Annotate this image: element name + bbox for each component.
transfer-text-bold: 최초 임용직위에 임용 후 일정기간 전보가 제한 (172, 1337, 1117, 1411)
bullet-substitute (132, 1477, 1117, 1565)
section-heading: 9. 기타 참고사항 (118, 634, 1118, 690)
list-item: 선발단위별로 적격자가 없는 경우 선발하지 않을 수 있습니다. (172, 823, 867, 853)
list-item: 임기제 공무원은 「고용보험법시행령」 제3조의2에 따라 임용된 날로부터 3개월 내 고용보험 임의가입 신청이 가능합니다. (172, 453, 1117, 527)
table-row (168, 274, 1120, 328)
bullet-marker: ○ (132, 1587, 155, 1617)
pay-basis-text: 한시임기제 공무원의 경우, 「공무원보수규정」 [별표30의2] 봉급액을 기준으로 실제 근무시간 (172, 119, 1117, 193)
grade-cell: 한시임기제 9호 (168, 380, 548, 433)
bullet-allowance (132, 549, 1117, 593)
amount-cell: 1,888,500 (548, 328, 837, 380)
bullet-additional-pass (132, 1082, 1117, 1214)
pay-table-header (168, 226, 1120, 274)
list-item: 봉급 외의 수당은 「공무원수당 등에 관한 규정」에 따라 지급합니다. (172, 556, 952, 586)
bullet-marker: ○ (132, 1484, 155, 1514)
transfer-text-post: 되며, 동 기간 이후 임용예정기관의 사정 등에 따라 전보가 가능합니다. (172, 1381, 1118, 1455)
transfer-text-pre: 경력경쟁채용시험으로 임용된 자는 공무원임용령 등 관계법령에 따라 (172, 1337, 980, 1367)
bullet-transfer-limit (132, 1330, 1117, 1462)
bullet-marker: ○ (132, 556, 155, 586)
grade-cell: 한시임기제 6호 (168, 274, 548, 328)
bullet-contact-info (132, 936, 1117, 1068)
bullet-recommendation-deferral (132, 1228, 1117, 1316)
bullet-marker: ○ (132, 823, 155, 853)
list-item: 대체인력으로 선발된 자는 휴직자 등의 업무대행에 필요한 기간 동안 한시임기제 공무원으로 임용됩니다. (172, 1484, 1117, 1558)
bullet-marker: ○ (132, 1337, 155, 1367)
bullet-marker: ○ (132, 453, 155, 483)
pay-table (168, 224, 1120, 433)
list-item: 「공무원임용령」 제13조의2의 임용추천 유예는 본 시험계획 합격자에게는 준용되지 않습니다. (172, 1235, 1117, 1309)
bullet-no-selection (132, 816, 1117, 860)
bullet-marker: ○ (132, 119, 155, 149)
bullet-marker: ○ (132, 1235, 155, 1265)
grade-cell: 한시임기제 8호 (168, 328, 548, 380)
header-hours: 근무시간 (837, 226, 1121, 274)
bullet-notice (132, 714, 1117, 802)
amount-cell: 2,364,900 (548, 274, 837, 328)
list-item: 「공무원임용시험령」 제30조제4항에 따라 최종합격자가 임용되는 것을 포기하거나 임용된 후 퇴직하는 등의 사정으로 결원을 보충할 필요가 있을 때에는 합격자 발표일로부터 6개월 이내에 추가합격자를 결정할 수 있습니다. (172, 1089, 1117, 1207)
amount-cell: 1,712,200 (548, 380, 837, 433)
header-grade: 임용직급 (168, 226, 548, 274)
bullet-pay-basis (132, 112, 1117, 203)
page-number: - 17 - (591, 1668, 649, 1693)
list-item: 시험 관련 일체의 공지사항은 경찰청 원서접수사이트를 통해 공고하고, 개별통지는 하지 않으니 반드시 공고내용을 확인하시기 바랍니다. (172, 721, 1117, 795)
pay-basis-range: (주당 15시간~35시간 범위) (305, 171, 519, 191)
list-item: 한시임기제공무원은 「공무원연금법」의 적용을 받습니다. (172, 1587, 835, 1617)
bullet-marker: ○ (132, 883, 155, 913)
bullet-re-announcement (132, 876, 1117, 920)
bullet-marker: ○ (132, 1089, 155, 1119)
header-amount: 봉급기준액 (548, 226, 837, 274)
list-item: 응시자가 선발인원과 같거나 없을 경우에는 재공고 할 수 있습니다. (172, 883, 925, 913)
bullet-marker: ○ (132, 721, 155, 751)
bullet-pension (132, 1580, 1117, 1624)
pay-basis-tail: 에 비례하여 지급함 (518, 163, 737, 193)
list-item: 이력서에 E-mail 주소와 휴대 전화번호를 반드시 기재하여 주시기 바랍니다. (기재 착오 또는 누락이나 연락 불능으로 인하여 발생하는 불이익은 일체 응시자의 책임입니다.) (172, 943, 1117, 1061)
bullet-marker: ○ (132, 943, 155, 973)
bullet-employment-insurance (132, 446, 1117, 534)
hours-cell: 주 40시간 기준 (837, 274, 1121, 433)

-=-=-

WHAT IS NEEDED: Copy every one of the lines above word for word, without changing anything.

ANSWER IN FULL:
Annotate this image: element name + bbox for each component.
transfer-text-bold: 최초 임용직위에 임용 후 일정기간 전보가 제한 (172, 1337, 1117, 1411)
bullet-substitute (132, 1477, 1117, 1565)
section-heading: 9. 기타 참고사항 (118, 634, 1118, 690)
list-item: 선발단위별로 적격자가 없는 경우 선발하지 않을 수 있습니다. (172, 823, 867, 853)
list-item: 임기제 공무원은 「고용보험법시행령」 제3조의2에 따라 임용된 날로부터 3개월 내 고용보험 임의가입 신청이 가능합니다. (172, 453, 1117, 527)
table-row (168, 274, 1120, 328)
bullet-marker: ○ (132, 1587, 155, 1617)
pay-basis-text: 한시임기제 공무원의 경우, 「공무원보수규정」 [별표30의2] 봉급액을 기준으로 실제 근무시간 (172, 119, 1117, 193)
grade-cell: 한시임기제 9호 (168, 380, 548, 433)
bullet-allowance (132, 549, 1117, 593)
amount-cell: 1,888,500 (548, 328, 837, 380)
bullet-additional-pass (132, 1082, 1117, 1214)
pay-table-header (168, 226, 1120, 274)
list-item: 봉급 외의 수당은 「공무원수당 등에 관한 규정」에 따라 지급합니다. (172, 556, 952, 586)
bullet-marker: ○ (132, 1484, 155, 1514)
transfer-text-post: 되며, 동 기간 이후 임용예정기관의 사정 등에 따라 전보가 가능합니다. (172, 1381, 1118, 1455)
transfer-text-pre: 경력경쟁채용시험으로 임용된 자는 공무원임용령 등 관계법령에 따라 (172, 1337, 980, 1367)
bullet-transfer-limit (132, 1330, 1117, 1462)
bullet-marker: ○ (132, 556, 155, 586)
grade-cell: 한시임기제 6호 (168, 274, 548, 328)
bullet-contact-info (132, 936, 1117, 1068)
bullet-recommendation-deferral (132, 1228, 1117, 1316)
bullet-marker: ○ (132, 823, 155, 853)
list-item: 대체인력으로 선발된 자는 휴직자 등의 업무대행에 필요한 기간 동안 한시임기제 공무원으로 임용됩니다. (172, 1484, 1117, 1558)
bullet-marker: ○ (132, 1337, 155, 1367)
bullet-marker: ○ (132, 453, 155, 483)
pay-table (168, 224, 1120, 433)
list-item: 「공무원임용령」 제13조의2의 임용추천 유예는 본 시험계획 합격자에게는 준용되지 않습니다. (172, 1235, 1117, 1309)
bullet-no-selection (132, 816, 1117, 860)
bullet-marker: ○ (132, 119, 155, 149)
bullet-marker: ○ (132, 1235, 155, 1265)
grade-cell: 한시임기제 8호 (168, 328, 548, 380)
header-hours: 근무시간 (837, 226, 1121, 274)
bullet-notice (132, 714, 1117, 802)
amount-cell: 2,364,900 (548, 274, 837, 328)
list-item: 「공무원임용시험령」 제30조제4항에 따라 최종합격자가 임용되는 것을 포기하거나 임용된 후 퇴직하는 등의 사정으로 결원을 보충할 필요가 있을 때에는 합격자 발표일로부터 6개월 이내에 추가합격자를 결정할 수 있습니다. (172, 1089, 1117, 1207)
amount-cell: 1,712,200 (548, 380, 837, 433)
header-grade: 임용직급 (168, 226, 548, 274)
bullet-pay-basis (132, 112, 1117, 203)
page-number: - 17 - (591, 1668, 649, 1693)
list-item: 시험 관련 일체의 공지사항은 경찰청 원서접수사이트를 통해 공고하고, 개별통지는 하지 않으니 반드시 공고내용을 확인하시기 바랍니다. (172, 721, 1117, 795)
pay-basis-range: (주당 15시간~35시간 범위) (305, 171, 519, 191)
list-item: 한시임기제공무원은 「공무원연금법」의 적용을 받습니다. (172, 1587, 835, 1617)
bullet-marker: ○ (132, 883, 155, 913)
bullet-re-announcement (132, 876, 1117, 920)
bullet-marker: ○ (132, 1089, 155, 1119)
header-amount: 봉급기준액 (548, 226, 837, 274)
list-item: 응시자가 선발인원과 같거나 없을 경우에는 재공고 할 수 있습니다. (172, 883, 925, 913)
bullet-marker: ○ (132, 721, 155, 751)
bullet-pension (132, 1580, 1117, 1624)
pay-basis-tail: 에 비례하여 지급함 (518, 163, 737, 193)
list-item: 이력서에 E-mail 주소와 휴대 전화번호를 반드시 기재하여 주시기 바랍니다. (기재 착오 또는 누락이나 연락 불능으로 인하여 발생하는 불이익은 일체 응시자의 책임입니다.) (172, 943, 1117, 1061)
bullet-marker: ○ (132, 943, 155, 973)
bullet-employment-insurance (132, 446, 1117, 534)
hours-cell: 주 40시간 기준 (837, 274, 1121, 433)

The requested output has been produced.